## AIM
Would you pull out every line of the material that contains the string "color"?

========================================================================

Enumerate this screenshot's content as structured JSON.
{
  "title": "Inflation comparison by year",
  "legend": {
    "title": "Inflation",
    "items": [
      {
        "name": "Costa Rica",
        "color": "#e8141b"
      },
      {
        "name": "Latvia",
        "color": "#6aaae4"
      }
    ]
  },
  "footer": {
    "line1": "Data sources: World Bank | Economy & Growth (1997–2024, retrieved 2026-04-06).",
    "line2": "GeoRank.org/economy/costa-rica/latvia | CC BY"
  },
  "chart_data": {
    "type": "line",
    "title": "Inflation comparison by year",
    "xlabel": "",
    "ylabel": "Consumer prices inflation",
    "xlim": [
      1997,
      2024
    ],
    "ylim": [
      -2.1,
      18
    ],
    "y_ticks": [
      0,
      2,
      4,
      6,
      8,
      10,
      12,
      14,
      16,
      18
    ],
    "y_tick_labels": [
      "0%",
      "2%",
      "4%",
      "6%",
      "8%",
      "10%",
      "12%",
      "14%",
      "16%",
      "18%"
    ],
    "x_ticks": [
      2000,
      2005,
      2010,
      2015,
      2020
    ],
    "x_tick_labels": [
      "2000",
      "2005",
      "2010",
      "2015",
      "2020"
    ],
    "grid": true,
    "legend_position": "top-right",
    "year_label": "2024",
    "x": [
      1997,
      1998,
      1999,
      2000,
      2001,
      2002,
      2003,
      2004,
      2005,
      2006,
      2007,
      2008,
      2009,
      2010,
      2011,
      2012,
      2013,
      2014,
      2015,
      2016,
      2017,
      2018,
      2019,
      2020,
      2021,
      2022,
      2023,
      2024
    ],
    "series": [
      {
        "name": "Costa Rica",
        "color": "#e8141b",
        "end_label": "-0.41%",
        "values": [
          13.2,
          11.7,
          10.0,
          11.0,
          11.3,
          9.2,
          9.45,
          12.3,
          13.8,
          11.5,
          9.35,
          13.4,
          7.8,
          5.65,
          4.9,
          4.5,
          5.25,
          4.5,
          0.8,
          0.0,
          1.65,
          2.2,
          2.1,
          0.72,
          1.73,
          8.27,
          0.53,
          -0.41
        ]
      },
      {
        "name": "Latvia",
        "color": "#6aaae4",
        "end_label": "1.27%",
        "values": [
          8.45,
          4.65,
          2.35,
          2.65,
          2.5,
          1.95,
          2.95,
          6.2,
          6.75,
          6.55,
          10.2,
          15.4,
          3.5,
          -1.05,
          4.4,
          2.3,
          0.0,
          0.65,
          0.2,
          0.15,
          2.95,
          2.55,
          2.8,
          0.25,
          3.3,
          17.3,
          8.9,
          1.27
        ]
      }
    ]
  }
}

========================================================================

## TASK ANSWER
        "color": "#e8141b"
        "color": "#6aaae4"
        "color": "#e8141b",
        "color": "#6aaae4",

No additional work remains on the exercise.